DATA ENTRIES.
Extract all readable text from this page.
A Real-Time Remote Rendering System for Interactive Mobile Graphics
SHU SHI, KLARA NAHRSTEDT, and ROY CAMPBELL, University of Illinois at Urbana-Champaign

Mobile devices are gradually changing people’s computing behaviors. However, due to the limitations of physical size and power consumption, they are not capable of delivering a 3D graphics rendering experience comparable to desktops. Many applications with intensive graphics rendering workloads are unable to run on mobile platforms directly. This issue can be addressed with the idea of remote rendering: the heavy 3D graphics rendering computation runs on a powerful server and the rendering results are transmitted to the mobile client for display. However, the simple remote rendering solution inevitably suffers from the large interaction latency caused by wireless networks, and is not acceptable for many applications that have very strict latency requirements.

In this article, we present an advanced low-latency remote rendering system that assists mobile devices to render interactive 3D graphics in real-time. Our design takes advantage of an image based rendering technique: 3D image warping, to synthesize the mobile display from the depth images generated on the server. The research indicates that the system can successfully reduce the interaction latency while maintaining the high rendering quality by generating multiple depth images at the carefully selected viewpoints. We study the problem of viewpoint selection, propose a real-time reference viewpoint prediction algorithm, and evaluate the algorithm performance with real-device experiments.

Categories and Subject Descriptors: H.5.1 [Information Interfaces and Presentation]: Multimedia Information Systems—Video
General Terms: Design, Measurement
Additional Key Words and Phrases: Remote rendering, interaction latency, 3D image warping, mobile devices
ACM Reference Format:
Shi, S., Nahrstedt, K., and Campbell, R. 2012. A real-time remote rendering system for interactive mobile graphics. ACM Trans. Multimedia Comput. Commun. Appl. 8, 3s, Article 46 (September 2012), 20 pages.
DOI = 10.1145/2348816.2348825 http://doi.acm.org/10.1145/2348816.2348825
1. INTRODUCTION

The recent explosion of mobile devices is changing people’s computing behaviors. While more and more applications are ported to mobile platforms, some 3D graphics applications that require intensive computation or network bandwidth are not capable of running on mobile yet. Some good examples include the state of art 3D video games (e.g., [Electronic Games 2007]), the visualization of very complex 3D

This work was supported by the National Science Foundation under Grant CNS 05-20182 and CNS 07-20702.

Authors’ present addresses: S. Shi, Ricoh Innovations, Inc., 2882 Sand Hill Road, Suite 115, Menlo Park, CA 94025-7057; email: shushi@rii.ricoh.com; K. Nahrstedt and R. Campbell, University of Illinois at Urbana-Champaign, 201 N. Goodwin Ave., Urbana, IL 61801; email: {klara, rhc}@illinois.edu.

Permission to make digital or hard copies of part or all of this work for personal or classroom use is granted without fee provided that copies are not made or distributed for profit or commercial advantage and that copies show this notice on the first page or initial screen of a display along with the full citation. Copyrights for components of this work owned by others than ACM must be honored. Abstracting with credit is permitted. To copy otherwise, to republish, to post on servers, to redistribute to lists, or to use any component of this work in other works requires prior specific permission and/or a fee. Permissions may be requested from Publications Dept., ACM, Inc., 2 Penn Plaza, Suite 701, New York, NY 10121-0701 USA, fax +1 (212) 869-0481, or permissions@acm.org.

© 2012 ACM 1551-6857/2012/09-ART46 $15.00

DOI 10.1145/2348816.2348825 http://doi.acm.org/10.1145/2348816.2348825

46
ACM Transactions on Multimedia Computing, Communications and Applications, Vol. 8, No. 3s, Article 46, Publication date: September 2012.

---

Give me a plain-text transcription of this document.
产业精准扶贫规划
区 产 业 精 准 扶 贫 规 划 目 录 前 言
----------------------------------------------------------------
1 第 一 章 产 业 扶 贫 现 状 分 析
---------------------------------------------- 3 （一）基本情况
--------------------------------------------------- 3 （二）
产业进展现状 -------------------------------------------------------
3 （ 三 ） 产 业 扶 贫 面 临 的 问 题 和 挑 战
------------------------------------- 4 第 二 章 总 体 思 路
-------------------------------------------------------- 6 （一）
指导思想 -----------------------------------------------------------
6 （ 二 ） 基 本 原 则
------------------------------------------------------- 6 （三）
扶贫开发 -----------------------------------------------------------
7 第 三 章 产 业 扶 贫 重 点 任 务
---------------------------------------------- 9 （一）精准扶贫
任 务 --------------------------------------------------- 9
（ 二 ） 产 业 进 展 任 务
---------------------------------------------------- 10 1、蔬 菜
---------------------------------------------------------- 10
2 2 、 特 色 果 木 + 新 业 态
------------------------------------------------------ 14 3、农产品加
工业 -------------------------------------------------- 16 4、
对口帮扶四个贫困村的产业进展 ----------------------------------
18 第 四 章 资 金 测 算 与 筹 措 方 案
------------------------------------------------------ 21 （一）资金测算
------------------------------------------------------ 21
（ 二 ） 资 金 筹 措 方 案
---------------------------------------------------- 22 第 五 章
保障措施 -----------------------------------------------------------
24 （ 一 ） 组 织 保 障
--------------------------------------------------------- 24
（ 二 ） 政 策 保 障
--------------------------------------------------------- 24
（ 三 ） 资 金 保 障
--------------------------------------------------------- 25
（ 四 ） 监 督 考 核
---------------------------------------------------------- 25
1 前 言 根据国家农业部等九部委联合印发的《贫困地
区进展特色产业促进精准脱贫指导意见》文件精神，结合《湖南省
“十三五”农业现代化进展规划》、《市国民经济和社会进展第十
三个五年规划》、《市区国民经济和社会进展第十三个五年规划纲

INSTRUCTIONS FOR THE TASK. Search the entries for the word "intensive" and copy every line that has it.

THE RESPONSE.
Mobile devices are gradually changing people’s computing behaviors. However, due to the limitations of physical size and power consumption, they are not capable of delivering a 3D graphics rendering experience comparable to desktops. Many applications with intensive graphics rendering workloads are unable to run on mobile platforms directly. This issue can be addressed with the idea of remote rendering: the heavy 3D graphics rendering computation runs on a powerful server and the rendering results are transmitted to the mobile client for display. However, the simple remote rendering solution inevitably suffers from the large interaction latency caused by wireless networks, and is not acceptable for many applications that have very strict latency requirements.
The recent explosion of mobile devices is changing people’s computing behaviors. While more and more applications are ported to mobile platforms, some 3D graphics applications that require intensive computation or network bandwidth are not capable of running on mobile yet. Some good examples include the state of art 3D video games (e.g., [Electronic Games 2007]), the visualization of very complex 3D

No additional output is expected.